## Instructions to follow
Reproduce each of the rows below line for line, without changing any characters.
== Data records ==
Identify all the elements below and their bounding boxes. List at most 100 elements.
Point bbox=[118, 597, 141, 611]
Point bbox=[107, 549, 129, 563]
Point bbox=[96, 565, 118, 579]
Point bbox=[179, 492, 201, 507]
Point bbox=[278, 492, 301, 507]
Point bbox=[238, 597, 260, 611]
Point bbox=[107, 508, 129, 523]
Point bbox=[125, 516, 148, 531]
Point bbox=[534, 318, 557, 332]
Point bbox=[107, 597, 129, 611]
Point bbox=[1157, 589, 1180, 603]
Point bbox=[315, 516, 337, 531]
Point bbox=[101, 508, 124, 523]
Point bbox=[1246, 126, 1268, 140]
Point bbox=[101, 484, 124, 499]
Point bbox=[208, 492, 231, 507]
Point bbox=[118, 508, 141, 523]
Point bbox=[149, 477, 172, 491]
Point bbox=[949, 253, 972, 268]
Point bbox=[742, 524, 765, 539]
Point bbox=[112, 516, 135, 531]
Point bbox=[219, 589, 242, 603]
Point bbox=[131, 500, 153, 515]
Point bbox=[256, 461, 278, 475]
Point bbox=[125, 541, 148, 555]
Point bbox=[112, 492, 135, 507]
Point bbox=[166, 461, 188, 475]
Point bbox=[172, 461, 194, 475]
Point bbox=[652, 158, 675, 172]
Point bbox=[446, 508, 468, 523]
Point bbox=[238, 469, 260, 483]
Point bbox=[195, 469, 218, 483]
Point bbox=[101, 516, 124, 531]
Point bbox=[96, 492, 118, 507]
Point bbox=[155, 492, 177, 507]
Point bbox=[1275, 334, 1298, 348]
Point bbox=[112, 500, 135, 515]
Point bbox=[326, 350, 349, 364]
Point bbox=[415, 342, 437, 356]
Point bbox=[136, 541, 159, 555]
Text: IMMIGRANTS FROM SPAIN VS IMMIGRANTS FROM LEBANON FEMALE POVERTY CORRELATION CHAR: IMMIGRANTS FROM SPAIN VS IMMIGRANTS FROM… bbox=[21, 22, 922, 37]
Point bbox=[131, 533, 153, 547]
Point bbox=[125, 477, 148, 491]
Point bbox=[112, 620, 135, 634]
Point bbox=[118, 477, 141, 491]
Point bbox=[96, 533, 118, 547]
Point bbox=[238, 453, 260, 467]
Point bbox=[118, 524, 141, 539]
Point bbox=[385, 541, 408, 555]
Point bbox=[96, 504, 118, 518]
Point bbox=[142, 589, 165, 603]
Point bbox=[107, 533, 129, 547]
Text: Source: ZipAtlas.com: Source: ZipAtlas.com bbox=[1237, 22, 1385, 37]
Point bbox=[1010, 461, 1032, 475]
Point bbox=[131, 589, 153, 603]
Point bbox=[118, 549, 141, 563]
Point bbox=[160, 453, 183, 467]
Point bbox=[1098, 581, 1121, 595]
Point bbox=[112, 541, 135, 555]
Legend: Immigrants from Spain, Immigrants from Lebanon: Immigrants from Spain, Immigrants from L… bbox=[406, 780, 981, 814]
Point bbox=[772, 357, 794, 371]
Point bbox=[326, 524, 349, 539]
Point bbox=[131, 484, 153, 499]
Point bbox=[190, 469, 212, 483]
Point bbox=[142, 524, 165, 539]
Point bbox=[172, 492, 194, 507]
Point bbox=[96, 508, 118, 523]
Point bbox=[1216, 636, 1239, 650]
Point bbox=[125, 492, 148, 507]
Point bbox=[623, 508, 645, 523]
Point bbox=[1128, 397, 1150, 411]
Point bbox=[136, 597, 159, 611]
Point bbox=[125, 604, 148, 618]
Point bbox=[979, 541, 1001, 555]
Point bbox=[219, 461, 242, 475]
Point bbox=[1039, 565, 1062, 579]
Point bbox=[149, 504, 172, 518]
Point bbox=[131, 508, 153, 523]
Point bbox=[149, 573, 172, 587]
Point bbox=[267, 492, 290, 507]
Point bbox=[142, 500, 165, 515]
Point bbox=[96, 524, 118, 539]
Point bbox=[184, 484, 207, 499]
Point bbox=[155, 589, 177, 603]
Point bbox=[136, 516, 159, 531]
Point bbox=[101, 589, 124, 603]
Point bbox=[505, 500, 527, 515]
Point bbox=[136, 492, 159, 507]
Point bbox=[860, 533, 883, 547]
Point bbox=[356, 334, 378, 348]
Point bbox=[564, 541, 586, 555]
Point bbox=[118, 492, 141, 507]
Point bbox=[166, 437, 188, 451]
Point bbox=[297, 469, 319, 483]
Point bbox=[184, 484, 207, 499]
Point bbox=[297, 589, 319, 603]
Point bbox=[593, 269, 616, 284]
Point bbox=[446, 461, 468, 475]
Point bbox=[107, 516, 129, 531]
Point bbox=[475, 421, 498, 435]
===
## Task result
Identify all the elements below and their bounding boxes. List at most 100 elements.
Point bbox=[118, 597, 141, 611]
Point bbox=[107, 549, 129, 563]
Point bbox=[96, 565, 118, 579]
Point bbox=[179, 492, 201, 507]
Point bbox=[278, 492, 301, 507]
Point bbox=[238, 597, 260, 611]
Point bbox=[107, 508, 129, 523]
Point bbox=[125, 516, 148, 531]
Point bbox=[534, 318, 557, 332]
Point bbox=[107, 597, 129, 611]
Point bbox=[1157, 589, 1180, 603]
Point bbox=[315, 516, 337, 531]
Point bbox=[101, 508, 124, 523]
Point bbox=[1246, 126, 1268, 140]
Point bbox=[101, 484, 124, 499]
Point bbox=[208, 492, 231, 507]
Point bbox=[118, 508, 141, 523]
Point bbox=[149, 477, 172, 491]
Point bbox=[949, 253, 972, 268]
Point bbox=[742, 524, 765, 539]
Point bbox=[112, 516, 135, 531]
Point bbox=[219, 589, 242, 603]
Point bbox=[131, 500, 153, 515]
Point bbox=[256, 461, 278, 475]
Point bbox=[125, 541, 148, 555]
Point bbox=[112, 492, 135, 507]
Point bbox=[166, 461, 188, 475]
Point bbox=[172, 461, 194, 475]
Point bbox=[652, 158, 675, 172]
Point bbox=[446, 508, 468, 523]
Point bbox=[238, 469, 260, 483]
Point bbox=[195, 469, 218, 483]
Point bbox=[101, 516, 124, 531]
Point bbox=[96, 492, 118, 507]
Point bbox=[155, 492, 177, 507]
Point bbox=[1275, 334, 1298, 348]
Point bbox=[112, 500, 135, 515]
Point bbox=[326, 350, 349, 364]
Point bbox=[415, 342, 437, 356]
Point bbox=[136, 541, 159, 555]
Text: IMMIGRANTS FROM SPAIN VS IMMIGRANTS FROM LEBANON FEMALE POVERTY CORRELATION CHAR: IMMIGRANTS FROM SPAIN VS IMMIGRANTS FROM… bbox=[21, 22, 922, 37]
Point bbox=[131, 533, 153, 547]
Point bbox=[125, 477, 148, 491]
Point bbox=[112, 620, 135, 634]
Point bbox=[118, 477, 141, 491]
Point bbox=[96, 533, 118, 547]
Point bbox=[238, 453, 260, 467]
Point bbox=[118, 524, 141, 539]
Point bbox=[385, 541, 408, 555]
Point bbox=[96, 504, 118, 518]
Point bbox=[142, 589, 165, 603]
Point bbox=[107, 533, 129, 547]
Text: Source: ZipAtlas.com: Source: ZipAtlas.com bbox=[1237, 22, 1385, 37]
Point bbox=[1010, 461, 1032, 475]
Point bbox=[131, 589, 153, 603]
Point bbox=[118, 549, 141, 563]
Point bbox=[160, 453, 183, 467]
Point bbox=[1098, 581, 1121, 595]
Point bbox=[112, 541, 135, 555]
Legend: Immigrants from Spain, Immigrants from Lebanon: Immigrants from Spain, Immigrants from L… bbox=[406, 780, 981, 814]
Point bbox=[772, 357, 794, 371]
Point bbox=[326, 524, 349, 539]
Point bbox=[131, 484, 153, 499]
Point bbox=[190, 469, 212, 483]
Point bbox=[142, 524, 165, 539]
Point bbox=[172, 492, 194, 507]
Point bbox=[96, 508, 118, 523]
Point bbox=[1216, 636, 1239, 650]
Point bbox=[125, 492, 148, 507]
Point bbox=[623, 508, 645, 523]
Point bbox=[1128, 397, 1150, 411]
Point bbox=[136, 597, 159, 611]
Point bbox=[125, 604, 148, 618]
Point bbox=[979, 541, 1001, 555]
Point bbox=[219, 461, 242, 475]
Point bbox=[1039, 565, 1062, 579]
Point bbox=[149, 504, 172, 518]
Point bbox=[131, 508, 153, 523]
Point bbox=[149, 573, 172, 587]
Point bbox=[267, 492, 290, 507]
Point bbox=[142, 500, 165, 515]
Point bbox=[96, 524, 118, 539]
Point bbox=[184, 484, 207, 499]
Point bbox=[155, 589, 177, 603]
Point bbox=[136, 516, 159, 531]
Point bbox=[101, 589, 124, 603]
Point bbox=[505, 500, 527, 515]
Point bbox=[136, 492, 159, 507]
Point bbox=[860, 533, 883, 547]
Point bbox=[356, 334, 378, 348]
Point bbox=[564, 541, 586, 555]
Point bbox=[118, 492, 141, 507]
Point bbox=[166, 437, 188, 451]
Point bbox=[297, 469, 319, 483]
Point bbox=[184, 484, 207, 499]
Point bbox=[297, 589, 319, 603]
Point bbox=[593, 269, 616, 284]
Point bbox=[446, 461, 468, 475]
Point bbox=[107, 516, 129, 531]
Point bbox=[475, 421, 498, 435]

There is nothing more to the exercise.